Records from a collection of figures:
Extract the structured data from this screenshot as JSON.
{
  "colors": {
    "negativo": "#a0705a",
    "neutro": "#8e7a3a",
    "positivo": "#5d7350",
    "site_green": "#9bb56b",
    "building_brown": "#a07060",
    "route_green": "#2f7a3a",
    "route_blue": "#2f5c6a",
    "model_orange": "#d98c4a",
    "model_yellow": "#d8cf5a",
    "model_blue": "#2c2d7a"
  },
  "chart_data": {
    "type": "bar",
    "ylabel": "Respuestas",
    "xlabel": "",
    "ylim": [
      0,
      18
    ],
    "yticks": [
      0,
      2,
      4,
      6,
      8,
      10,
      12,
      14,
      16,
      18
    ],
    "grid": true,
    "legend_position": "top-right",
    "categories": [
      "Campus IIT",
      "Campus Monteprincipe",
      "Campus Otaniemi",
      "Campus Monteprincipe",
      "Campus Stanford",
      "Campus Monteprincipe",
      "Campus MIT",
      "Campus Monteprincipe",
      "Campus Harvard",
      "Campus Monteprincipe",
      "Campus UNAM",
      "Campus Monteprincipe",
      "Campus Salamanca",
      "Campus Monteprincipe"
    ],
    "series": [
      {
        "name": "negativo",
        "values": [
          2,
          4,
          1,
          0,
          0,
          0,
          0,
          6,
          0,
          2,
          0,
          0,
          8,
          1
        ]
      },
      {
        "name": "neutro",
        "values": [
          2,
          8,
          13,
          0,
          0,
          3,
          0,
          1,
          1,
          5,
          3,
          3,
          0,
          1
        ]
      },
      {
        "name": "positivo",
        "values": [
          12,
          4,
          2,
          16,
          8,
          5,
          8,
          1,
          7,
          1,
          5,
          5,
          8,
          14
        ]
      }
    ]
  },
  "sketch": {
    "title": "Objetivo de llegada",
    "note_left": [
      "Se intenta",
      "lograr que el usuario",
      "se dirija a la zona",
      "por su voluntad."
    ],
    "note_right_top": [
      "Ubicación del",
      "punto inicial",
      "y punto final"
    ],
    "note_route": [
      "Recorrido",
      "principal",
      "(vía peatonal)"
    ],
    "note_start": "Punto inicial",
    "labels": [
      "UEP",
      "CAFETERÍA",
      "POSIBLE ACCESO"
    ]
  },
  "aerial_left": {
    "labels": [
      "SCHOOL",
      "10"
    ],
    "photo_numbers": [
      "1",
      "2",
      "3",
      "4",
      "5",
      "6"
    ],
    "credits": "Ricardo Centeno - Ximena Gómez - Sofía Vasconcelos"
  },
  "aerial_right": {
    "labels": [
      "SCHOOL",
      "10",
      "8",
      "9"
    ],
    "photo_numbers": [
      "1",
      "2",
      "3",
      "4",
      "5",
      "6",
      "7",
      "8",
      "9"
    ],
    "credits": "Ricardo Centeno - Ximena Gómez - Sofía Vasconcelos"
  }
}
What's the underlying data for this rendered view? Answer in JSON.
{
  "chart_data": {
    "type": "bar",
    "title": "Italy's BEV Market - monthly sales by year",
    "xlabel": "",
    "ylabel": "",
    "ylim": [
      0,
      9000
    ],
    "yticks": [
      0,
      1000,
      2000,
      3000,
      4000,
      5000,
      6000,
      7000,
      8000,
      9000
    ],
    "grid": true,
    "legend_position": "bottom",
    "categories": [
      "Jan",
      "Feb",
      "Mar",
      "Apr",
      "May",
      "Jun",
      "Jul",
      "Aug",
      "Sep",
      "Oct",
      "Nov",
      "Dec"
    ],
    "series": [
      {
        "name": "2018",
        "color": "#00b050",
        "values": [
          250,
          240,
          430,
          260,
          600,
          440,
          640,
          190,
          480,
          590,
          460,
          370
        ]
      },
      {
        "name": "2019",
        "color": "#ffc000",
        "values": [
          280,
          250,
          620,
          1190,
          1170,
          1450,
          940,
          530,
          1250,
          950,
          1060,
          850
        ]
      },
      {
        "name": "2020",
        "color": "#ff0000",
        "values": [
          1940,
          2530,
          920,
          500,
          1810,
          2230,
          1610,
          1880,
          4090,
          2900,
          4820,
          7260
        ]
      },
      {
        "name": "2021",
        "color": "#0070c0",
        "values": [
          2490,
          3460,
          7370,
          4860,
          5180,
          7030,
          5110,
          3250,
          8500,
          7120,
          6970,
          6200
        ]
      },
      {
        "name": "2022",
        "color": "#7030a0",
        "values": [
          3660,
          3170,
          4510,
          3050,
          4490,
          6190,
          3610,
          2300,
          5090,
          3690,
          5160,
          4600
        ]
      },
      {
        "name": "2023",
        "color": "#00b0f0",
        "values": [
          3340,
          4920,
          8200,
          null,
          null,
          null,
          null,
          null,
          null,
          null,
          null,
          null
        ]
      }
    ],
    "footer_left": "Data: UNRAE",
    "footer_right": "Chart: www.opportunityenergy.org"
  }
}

» **Request**
Provide all the records again, word for word.

» **Solution for this task**
Extract the structured data from this screenshot as JSON.
{
  "colors": {
    "negativo": "#a0705a",
    "neutro": "#8e7a3a",
    "positivo": "#5d7350",
    "site_green": "#9bb56b",
    "building_brown": "#a07060",
    "route_green": "#2f7a3a",
    "route_blue": "#2f5c6a",
    "model_orange": "#d98c4a",
    "model_yellow": "#d8cf5a",
    "model_blue": "#2c2d7a"
  },
  "chart_data": {
    "type": "bar",
    "ylabel": "Respuestas",
    "xlabel": "",
    "ylim": [
      0,
      18
    ],
    "yticks": [
      0,
      2,
      4,
      6,
      8,
      10,
      12,
      14,
      16,
      18
    ],
    "grid": true,
    "legend_position": "top-right",
    "categories": [
      "Campus IIT",
      "Campus Monteprincipe",
      "Campus Otaniemi",
      "Campus Monteprincipe",
      "Campus Stanford",
      "Campus Monteprincipe",
      "Campus MIT",
      "Campus Monteprincipe",
      "Campus Harvard",
      "Campus Monteprincipe",
      "Campus UNAM",
      "Campus Monteprincipe",
      "Campus Salamanca",
      "Campus Monteprincipe"
    ],
    "series": [
      {
        "name": "negativo",
        "values": [
          2,
          4,
          1,
          0,
          0,
          0,
          0,
          6,
          0,
          2,
          0,
          0,
          8,
          1
        ]
      },
      {
        "name": "neutro",
        "values": [
          2,
          8,
          13,
          0,
          0,
          3,
          0,
          1,
          1,
          5,
          3,
          3,
          0,
          1
        ]
      },
      {
        "name": "positivo",
        "values": [
          12,
          4,
          2,
          16,
          8,
          5,
          8,
          1,
          7,
          1,
          5,
          5,
          8,
          14
        ]
      }
    ]
  },
  "sketch": {
    "title": "Objetivo de llegada",
    "note_left": [
      "Se intenta",
      "lograr que el usuario",
      "se dirija a la zona",
      "por su voluntad."
    ],
    "note_right_top": [
      "Ubicación del",
      "punto inicial",
      "y punto final"
    ],
    "note_route": [
      "Recorrido",
      "principal",
      "(vía peatonal)"
    ],
    "note_start": "Punto inicial",
    "labels": [
      "UEP",
      "CAFETERÍA",
      "POSIBLE ACCESO"
    ]
  },
  "aerial_left": {
    "labels": [
      "SCHOOL",
      "10"
    ],
    "photo_numbers": [
      "1",
      "2",
      "3",
      "4",
      "5",
      "6"
    ],
    "credits": "Ricardo Centeno - Ximena Gómez - Sofía Vasconcelos"
  },
  "aerial_right": {
    "labels": [
      "SCHOOL",
      "10",
      "8",
      "9"
    ],
    "photo_numbers": [
      "1",
      "2",
      "3",
      "4",
      "5",
      "6",
      "7",
      "8",
      "9"
    ],
    "credits": "Ricardo Centeno - Ximena Gómez - Sofía Vasconcelos"
  }
}
What's the underlying data for this rendered view? Answer in JSON.
{
  "chart_data": {
    "type": "bar",
    "title": "Italy's BEV Market - monthly sales by year",
    "xlabel": "",
    "ylabel": "",
    "ylim": [
      0,
      9000
    ],
    "yticks": [
      0,
      1000,
      2000,
      3000,
      4000,
      5000,
      6000,
      7000,
      8000,
      9000
    ],
    "grid": true,
    "legend_position": "bottom",
    "categories": [
      "Jan",
      "Feb",
      "Mar",
      "Apr",
      "May",
      "Jun",
      "Jul",
      "Aug",
      "Sep",
      "Oct",
      "Nov",
      "Dec"
    ],
    "series": [
      {
        "name": "2018",
        "color": "#00b050",
        "values": [
          250,
          240,
          430,
          260,
          600,
          440,
          640,
          190,
          480,
          590,
          460,
          370
        ]
      },
      {
        "name": "2019",
        "color": "#ffc000",
        "values": [
          280,
          250,
          620,
          1190,
          1170,
          1450,
          940,
          530,
          1250,
          950,
          1060,
          850
        ]
      },
      {
        "name": "2020",
        "color": "#ff0000",
        "values": [
          1940,
          2530,
          920,
          500,
          1810,
          2230,
          1610,
          1880,
          4090,
          2900,
          4820,
          7260
        ]
      },
      {
        "name": "2021",
        "color": "#0070c0",
        "values": [
          2490,
          3460,
          7370,
          4860,
          5180,
          7030,
          5110,
          3250,
          8500,
          7120,
          6970,
          6200
        ]
      },
      {
        "name": "2022",
        "color": "#7030a0",
        "values": [
          3660,
          3170,
          4510,
          3050,
          4490,
          6190,
          3610,
          2300,
          5090,
          3690,
          5160,
          4600
        ]
      },
      {
        "name": "2023",
        "color": "#00b0f0",
        "values": [
          3340,
          4920,
          8200,
          null,
          null,
          null,
          null,
          null,
          null,
          null,
          null,
          null
        ]
      }
    ],
    "footer_left": "Data: UNRAE",
    "footer_right": "Chart: www.opportunityenergy.org"
  }
}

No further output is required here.